WHAT YOU HAVE TO DO.
Find the lines that contain the word "дней" and copy each one.

---------------

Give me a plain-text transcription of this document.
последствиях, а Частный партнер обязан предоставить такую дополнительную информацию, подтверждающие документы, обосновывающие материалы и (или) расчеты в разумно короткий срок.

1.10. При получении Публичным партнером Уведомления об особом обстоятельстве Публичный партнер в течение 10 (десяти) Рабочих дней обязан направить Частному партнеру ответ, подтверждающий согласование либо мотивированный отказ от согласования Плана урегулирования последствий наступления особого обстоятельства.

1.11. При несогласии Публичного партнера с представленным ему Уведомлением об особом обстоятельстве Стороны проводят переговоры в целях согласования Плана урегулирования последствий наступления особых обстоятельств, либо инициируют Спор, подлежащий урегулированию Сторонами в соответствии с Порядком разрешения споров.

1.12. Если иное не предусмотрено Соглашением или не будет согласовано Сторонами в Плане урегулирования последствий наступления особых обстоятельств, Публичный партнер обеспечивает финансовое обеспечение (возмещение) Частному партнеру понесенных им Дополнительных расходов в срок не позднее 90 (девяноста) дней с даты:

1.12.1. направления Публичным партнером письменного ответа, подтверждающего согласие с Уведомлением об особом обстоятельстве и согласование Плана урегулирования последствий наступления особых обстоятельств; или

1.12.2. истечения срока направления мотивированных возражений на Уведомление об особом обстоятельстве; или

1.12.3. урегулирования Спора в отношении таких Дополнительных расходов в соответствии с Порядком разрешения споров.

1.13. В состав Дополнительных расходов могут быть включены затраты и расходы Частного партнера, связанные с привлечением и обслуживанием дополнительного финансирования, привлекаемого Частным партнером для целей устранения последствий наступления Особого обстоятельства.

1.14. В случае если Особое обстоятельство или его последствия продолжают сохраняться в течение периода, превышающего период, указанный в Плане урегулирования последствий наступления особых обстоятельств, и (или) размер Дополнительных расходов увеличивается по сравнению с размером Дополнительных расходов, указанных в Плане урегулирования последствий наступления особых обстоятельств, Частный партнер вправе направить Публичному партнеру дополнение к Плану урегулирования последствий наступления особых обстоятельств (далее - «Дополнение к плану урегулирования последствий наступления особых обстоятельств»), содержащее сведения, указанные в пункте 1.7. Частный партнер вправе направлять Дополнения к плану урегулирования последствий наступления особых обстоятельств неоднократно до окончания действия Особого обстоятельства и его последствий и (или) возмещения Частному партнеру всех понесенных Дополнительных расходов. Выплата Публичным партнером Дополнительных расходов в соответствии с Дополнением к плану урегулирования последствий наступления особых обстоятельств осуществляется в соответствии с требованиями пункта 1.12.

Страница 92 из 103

---------------

RESPONSE TO THIS TASK.
1.10. При получении Публичным партнером Уведомления об особом обстоятельстве Публичный партнер в течение 10 (десяти) Рабочих дней обязан направить Частному партнеру ответ, подтверждающий согласование либо мотивированный отказ от согласования Плана урегулирования последствий наступления особого обстоятельства.
1.12. Если иное не предусмотрено Соглашением или не будет согласовано Сторонами в Плане урегулирования последствий наступления особых обстоятельств, Публичный партнер обеспечивает финансовое обеспечение (возмещение) Частному партнеру понесенных им Дополнительных расходов в срок не позднее 90 (девяноста) дней с даты:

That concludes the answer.